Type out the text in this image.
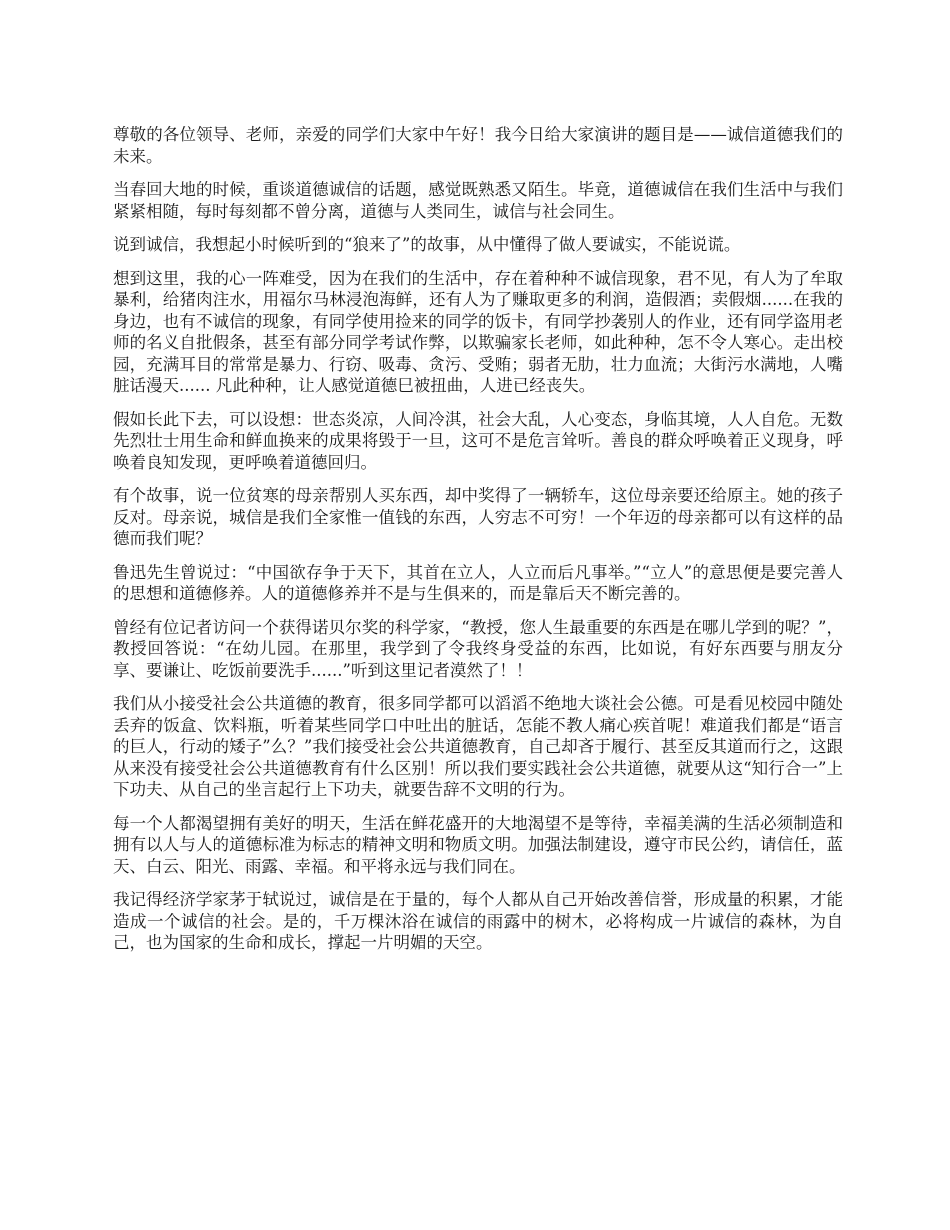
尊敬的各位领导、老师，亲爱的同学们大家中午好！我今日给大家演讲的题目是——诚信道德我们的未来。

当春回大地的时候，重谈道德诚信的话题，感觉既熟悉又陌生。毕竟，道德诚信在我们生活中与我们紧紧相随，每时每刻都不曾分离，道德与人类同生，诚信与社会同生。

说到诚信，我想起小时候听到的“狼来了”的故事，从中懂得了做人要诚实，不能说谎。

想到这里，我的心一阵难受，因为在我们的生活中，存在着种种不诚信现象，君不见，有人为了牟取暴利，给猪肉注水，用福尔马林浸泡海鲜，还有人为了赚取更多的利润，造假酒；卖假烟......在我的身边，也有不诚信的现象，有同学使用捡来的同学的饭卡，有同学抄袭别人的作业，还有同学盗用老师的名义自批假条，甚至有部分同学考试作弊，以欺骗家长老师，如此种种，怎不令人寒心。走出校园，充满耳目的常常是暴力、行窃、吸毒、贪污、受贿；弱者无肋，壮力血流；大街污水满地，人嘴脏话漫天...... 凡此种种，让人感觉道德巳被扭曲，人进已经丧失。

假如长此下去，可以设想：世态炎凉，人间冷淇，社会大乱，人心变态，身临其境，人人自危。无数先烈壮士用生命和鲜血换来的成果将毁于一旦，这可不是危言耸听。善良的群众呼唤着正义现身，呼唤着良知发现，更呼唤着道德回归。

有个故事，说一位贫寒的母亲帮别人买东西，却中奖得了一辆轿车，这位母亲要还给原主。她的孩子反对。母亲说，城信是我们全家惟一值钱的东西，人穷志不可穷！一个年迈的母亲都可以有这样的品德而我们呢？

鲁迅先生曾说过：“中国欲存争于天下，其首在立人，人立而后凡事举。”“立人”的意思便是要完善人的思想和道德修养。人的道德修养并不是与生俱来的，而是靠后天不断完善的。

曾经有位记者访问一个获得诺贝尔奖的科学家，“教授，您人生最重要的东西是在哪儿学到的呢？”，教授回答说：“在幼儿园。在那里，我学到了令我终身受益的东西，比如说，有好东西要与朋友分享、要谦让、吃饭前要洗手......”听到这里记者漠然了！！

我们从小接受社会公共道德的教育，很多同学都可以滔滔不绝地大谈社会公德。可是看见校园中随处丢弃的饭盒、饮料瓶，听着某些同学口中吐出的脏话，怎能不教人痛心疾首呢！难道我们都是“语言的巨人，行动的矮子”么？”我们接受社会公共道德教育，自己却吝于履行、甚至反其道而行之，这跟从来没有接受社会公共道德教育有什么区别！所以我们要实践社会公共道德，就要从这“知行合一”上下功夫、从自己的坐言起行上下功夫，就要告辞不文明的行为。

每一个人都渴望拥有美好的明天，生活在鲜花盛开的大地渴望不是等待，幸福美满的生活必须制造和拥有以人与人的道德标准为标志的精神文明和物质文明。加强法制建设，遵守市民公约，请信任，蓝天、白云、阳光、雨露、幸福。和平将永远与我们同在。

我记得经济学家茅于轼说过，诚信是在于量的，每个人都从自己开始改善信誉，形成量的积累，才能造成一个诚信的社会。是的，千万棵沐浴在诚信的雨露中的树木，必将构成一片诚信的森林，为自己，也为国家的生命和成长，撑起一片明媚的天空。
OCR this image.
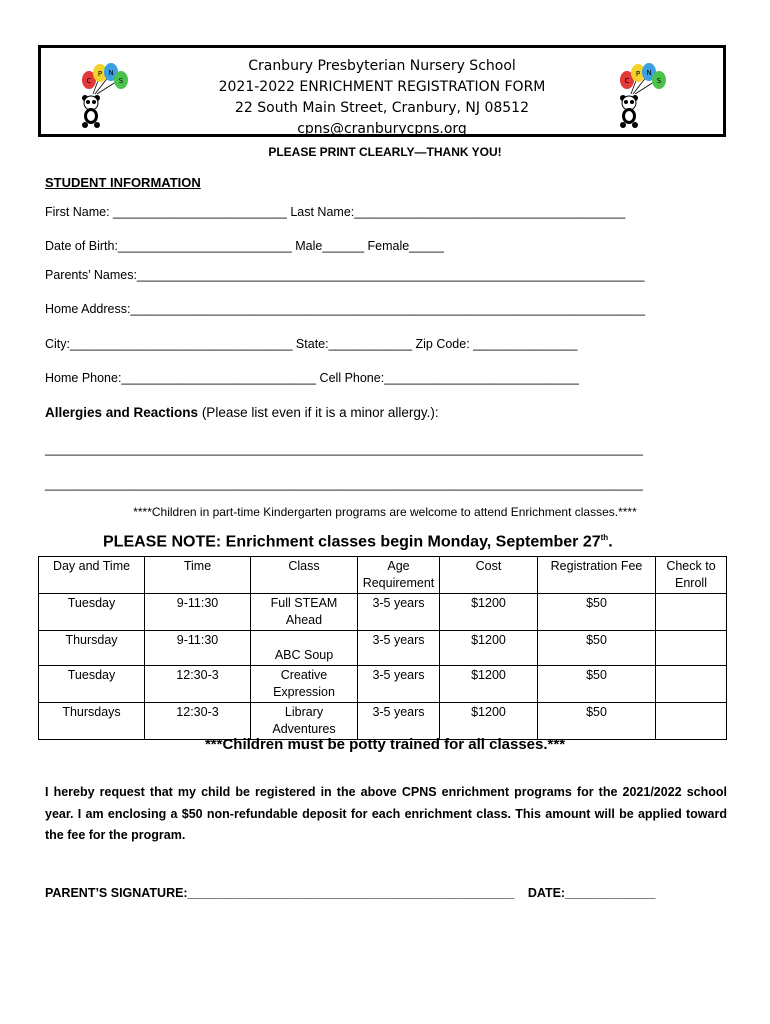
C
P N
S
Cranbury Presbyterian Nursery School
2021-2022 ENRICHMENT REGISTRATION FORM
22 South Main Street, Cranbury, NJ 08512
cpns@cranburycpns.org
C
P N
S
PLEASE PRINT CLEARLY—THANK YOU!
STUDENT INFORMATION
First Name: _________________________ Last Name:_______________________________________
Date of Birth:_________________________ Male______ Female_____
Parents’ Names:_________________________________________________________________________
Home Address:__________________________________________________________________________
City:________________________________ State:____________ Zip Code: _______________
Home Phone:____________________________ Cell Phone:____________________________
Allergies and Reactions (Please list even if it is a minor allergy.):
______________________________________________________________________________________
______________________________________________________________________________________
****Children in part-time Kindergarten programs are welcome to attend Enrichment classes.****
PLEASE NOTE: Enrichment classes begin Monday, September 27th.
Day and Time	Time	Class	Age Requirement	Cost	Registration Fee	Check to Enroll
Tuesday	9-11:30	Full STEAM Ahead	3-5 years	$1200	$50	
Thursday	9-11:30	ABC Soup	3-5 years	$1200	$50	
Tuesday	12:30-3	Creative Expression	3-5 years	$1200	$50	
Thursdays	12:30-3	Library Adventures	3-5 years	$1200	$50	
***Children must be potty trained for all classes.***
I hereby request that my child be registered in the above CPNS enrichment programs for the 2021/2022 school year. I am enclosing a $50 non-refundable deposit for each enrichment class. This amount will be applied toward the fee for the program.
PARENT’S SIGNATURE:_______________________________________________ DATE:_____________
++++++
* **Description of the task**
Pictures in the records above are not copied; print everything else exactly.

* **Result below**
Type out the text in this image.
尊敬的各位领导、老师，亲爱的同学们大家中午好！我今日给大家演讲的题目是——诚信道德我们的未来。

当春回大地的时候，重谈道德诚信的话题，感觉既熟悉又陌生。毕竟，道德诚信在我们生活中与我们紧紧相随，每时每刻都不曾分离，道德与人类同生，诚信与社会同生。

说到诚信，我想起小时候听到的“狼来了”的故事，从中懂得了做人要诚实，不能说谎。

想到这里，我的心一阵难受，因为在我们的生活中，存在着种种不诚信现象，君不见，有人为了牟取暴利，给猪肉注水，用福尔马林浸泡海鲜，还有人为了赚取更多的利润，造假酒；卖假烟......在我的身边，也有不诚信的现象，有同学使用捡来的同学的饭卡，有同学抄袭别人的作业，还有同学盗用老师的名义自批假条，甚至有部分同学考试作弊，以欺骗家长老师，如此种种，怎不令人寒心。走出校园，充满耳目的常常是暴力、行窃、吸毒、贪污、受贿；弱者无肋，壮力血流；大街污水满地，人嘴脏话漫天...... 凡此种种，让人感觉道德巳被扭曲，人进已经丧失。

假如长此下去，可以设想：世态炎凉，人间冷淇，社会大乱，人心变态，身临其境，人人自危。无数先烈壮士用生命和鲜血换来的成果将毁于一旦，这可不是危言耸听。善良的群众呼唤着正义现身，呼唤着良知发现，更呼唤着道德回归。

有个故事，说一位贫寒的母亲帮别人买东西，却中奖得了一辆轿车，这位母亲要还给原主。她的孩子反对。母亲说，城信是我们全家惟一值钱的东西，人穷志不可穷！一个年迈的母亲都可以有这样的品德而我们呢？

鲁迅先生曾说过：“中国欲存争于天下，其首在立人，人立而后凡事举。”“立人”的意思便是要完善人的思想和道德修养。人的道德修养并不是与生俱来的，而是靠后天不断完善的。

曾经有位记者访问一个获得诺贝尔奖的科学家，“教授，您人生最重要的东西是在哪儿学到的呢？”，教授回答说：“在幼儿园。在那里，我学到了令我终身受益的东西，比如说，有好东西要与朋友分享、要谦让、吃饭前要洗手......”听到这里记者漠然了！！

我们从小接受社会公共道德的教育，很多同学都可以滔滔不绝地大谈社会公德。可是看见校园中随处丢弃的饭盒、饮料瓶，听着某些同学口中吐出的脏话，怎能不教人痛心疾首呢！难道我们都是“语言的巨人，行动的矮子”么？”我们接受社会公共道德教育，自己却吝于履行、甚至反其道而行之，这跟从来没有接受社会公共道德教育有什么区别！所以我们要实践社会公共道德，就要从这“知行合一”上下功夫、从自己的坐言起行上下功夫，就要告辞不文明的行为。

每一个人都渴望拥有美好的明天，生活在鲜花盛开的大地渴望不是等待，幸福美满的生活必须制造和拥有以人与人的道德标准为标志的精神文明和物质文明。加强法制建设，遵守市民公约，请信任，蓝天、白云、阳光、雨露、幸福。和平将永远与我们同在。

我记得经济学家茅于轼说过，诚信是在于量的，每个人都从自己开始改善信誉，形成量的积累，才能造成一个诚信的社会。是的，千万棵沐浴在诚信的雨露中的树木，必将构成一片诚信的森林，为自己，也为国家的生命和成长，撑起一片明媚的天空。
OCR this image.
C
P N
S
Cranbury Presbyterian Nursery School
2021-2022 ENRICHMENT REGISTRATION FORM
22 South Main Street, Cranbury, NJ 08512
cpns@cranburycpns.org
C
P N
S
PLEASE PRINT CLEARLY—THANK YOU!
STUDENT INFORMATION
First Name: _________________________ Last Name:_______________________________________
Date of Birth:_________________________ Male______ Female_____
Parents’ Names:_________________________________________________________________________
Home Address:__________________________________________________________________________
City:________________________________ State:____________ Zip Code: _______________
Home Phone:____________________________ Cell Phone:____________________________
Allergies and Reactions (Please list even if it is a minor allergy.):
______________________________________________________________________________________
______________________________________________________________________________________
****Children in part-time Kindergarten programs are welcome to attend Enrichment classes.****
PLEASE NOTE: Enrichment classes begin Monday, September 27th.
Day and Time	Time	Class	Age Requirement	Cost	Registration Fee	Check to Enroll
Tuesday	9-11:30	Full STEAM Ahead	3-5 years	$1200	$50	
Thursday	9-11:30	ABC Soup	3-5 years	$1200	$50	
Tuesday	12:30-3	Creative Expression	3-5 years	$1200	$50	
Thursdays	12:30-3	Library Adventures	3-5 years	$1200	$50	
***Children must be potty trained for all classes.***
I hereby request that my child be registered in the above CPNS enrichment programs for the 2021/2022 school year. I am enclosing a $50 non-refundable deposit for each enrichment class. This amount will be applied toward the fee for the program.
PARENT’S SIGNATURE:_______________________________________________ DATE:_____________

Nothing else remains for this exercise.